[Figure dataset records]
==*==

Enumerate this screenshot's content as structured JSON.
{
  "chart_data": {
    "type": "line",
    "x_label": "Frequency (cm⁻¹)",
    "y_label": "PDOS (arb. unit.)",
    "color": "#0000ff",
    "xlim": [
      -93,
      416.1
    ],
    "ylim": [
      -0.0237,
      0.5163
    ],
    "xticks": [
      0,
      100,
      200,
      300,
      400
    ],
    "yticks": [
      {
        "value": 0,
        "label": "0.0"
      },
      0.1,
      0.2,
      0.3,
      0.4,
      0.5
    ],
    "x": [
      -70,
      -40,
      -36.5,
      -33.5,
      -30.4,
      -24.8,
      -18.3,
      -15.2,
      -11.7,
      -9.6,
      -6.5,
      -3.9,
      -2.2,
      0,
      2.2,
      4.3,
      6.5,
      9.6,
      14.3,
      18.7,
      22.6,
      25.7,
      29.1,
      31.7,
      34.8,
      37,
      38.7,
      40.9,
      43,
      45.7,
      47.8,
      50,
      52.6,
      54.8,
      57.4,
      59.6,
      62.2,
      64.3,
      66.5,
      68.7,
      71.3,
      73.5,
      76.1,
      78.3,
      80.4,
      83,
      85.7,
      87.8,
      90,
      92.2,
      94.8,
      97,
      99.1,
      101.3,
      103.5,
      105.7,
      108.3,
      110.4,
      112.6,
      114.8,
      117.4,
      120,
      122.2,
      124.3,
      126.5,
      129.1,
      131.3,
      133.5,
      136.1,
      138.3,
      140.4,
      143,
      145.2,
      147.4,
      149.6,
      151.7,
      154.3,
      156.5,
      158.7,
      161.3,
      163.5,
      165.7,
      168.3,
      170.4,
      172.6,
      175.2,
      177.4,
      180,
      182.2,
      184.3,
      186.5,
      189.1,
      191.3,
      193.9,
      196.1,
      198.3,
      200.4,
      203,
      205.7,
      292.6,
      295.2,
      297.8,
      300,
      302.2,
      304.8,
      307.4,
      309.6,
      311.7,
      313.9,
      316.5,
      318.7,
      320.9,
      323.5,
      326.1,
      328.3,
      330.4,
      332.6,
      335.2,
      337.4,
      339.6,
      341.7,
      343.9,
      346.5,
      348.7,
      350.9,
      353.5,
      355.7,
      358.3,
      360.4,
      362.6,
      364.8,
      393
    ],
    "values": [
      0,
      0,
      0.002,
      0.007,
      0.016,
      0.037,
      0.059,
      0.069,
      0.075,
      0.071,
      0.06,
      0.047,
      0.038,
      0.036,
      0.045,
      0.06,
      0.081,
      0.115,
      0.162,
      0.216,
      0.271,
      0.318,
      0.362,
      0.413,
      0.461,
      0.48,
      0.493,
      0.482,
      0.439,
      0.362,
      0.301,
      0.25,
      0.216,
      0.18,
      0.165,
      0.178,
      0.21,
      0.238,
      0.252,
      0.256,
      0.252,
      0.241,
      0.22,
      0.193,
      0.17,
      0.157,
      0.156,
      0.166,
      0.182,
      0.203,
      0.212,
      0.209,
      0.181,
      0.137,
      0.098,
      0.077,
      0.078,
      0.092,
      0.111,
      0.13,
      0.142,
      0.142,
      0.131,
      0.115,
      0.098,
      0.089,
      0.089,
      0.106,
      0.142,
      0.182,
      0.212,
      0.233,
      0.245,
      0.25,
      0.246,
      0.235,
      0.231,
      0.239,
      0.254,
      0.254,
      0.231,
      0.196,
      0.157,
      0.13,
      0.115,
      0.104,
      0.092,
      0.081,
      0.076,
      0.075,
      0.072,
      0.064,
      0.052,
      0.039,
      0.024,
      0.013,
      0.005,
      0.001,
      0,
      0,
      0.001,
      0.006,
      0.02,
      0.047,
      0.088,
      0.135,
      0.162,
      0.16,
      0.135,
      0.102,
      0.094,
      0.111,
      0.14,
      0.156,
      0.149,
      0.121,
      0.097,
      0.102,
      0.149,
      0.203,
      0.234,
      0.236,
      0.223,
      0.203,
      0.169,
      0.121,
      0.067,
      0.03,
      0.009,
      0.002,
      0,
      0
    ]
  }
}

==*==

PROBLEM TO WORK ON »
Take the lines above and print them exactly.

FINAL RESULT »
Enumerate this screenshot's content as structured JSON.
{
  "chart_data": {
    "type": "line",
    "x_label": "Frequency (cm⁻¹)",
    "y_label": "PDOS (arb. unit.)",
    "color": "#0000ff",
    "xlim": [
      -93,
      416.1
    ],
    "ylim": [
      -0.0237,
      0.5163
    ],
    "xticks": [
      0,
      100,
      200,
      300,
      400
    ],
    "yticks": [
      {
        "value": 0,
        "label": "0.0"
      },
      0.1,
      0.2,
      0.3,
      0.4,
      0.5
    ],
    "x": [
      -70,
      -40,
      -36.5,
      -33.5,
      -30.4,
      -24.8,
      -18.3,
      -15.2,
      -11.7,
      -9.6,
      -6.5,
      -3.9,
      -2.2,
      0,
      2.2,
      4.3,
      6.5,
      9.6,
      14.3,
      18.7,
      22.6,
      25.7,
      29.1,
      31.7,
      34.8,
      37,
      38.7,
      40.9,
      43,
      45.7,
      47.8,
      50,
      52.6,
      54.8,
      57.4,
      59.6,
      62.2,
      64.3,
      66.5,
      68.7,
      71.3,
      73.5,
      76.1,
      78.3,
      80.4,
      83,
      85.7,
      87.8,
      90,
      92.2,
      94.8,
      97,
      99.1,
      101.3,
      103.5,
      105.7,
      108.3,
      110.4,
      112.6,
      114.8,
      117.4,
      120,
      122.2,
      124.3,
      126.5,
      129.1,
      131.3,
      133.5,
      136.1,
      138.3,
      140.4,
      143,
      145.2,
      147.4,
      149.6,
      151.7,
      154.3,
      156.5,
      158.7,
      161.3,
      163.5,
      165.7,
      168.3,
      170.4,
      172.6,
      175.2,
      177.4,
      180,
      182.2,
      184.3,
      186.5,
      189.1,
      191.3,
      193.9,
      196.1,
      198.3,
      200.4,
      203,
      205.7,
      292.6,
      295.2,
      297.8,
      300,
      302.2,
      304.8,
      307.4,
      309.6,
      311.7,
      313.9,
      316.5,
      318.7,
      320.9,
      323.5,
      326.1,
      328.3,
      330.4,
      332.6,
      335.2,
      337.4,
      339.6,
      341.7,
      343.9,
      346.5,
      348.7,
      350.9,
      353.5,
      355.7,
      358.3,
      360.4,
      362.6,
      364.8,
      393
    ],
    "values": [
      0,
      0,
      0.002,
      0.007,
      0.016,
      0.037,
      0.059,
      0.069,
      0.075,
      0.071,
      0.06,
      0.047,
      0.038,
      0.036,
      0.045,
      0.06,
      0.081,
      0.115,
      0.162,
      0.216,
      0.271,
      0.318,
      0.362,
      0.413,
      0.461,
      0.48,
      0.493,
      0.482,
      0.439,
      0.362,
      0.301,
      0.25,
      0.216,
      0.18,
      0.165,
      0.178,
      0.21,
      0.238,
      0.252,
      0.256,
      0.252,
      0.241,
      0.22,
      0.193,
      0.17,
      0.157,
      0.156,
      0.166,
      0.182,
      0.203,
      0.212,
      0.209,
      0.181,
      0.137,
      0.098,
      0.077,
      0.078,
      0.092,
      0.111,
      0.13,
      0.142,
      0.142,
      0.131,
      0.115,
      0.098,
      0.089,
      0.089,
      0.106,
      0.142,
      0.182,
      0.212,
      0.233,
      0.245,
      0.25,
      0.246,
      0.235,
      0.231,
      0.239,
      0.254,
      0.254,
      0.231,
      0.196,
      0.157,
      0.13,
      0.115,
      0.104,
      0.092,
      0.081,
      0.076,
      0.075,
      0.072,
      0.064,
      0.052,
      0.039,
      0.024,
      0.013,
      0.005,
      0.001,
      0,
      0,
      0.001,
      0.006,
      0.02,
      0.047,
      0.088,
      0.135,
      0.162,
      0.16,
      0.135,
      0.102,
      0.094,
      0.111,
      0.14,
      0.156,
      0.149,
      0.121,
      0.097,
      0.102,
      0.149,
      0.203,
      0.234,
      0.236,
      0.223,
      0.203,
      0.169,
      0.121,
      0.067,
      0.03,
      0.009,
      0.002,
      0,
      0
    ]
  }
}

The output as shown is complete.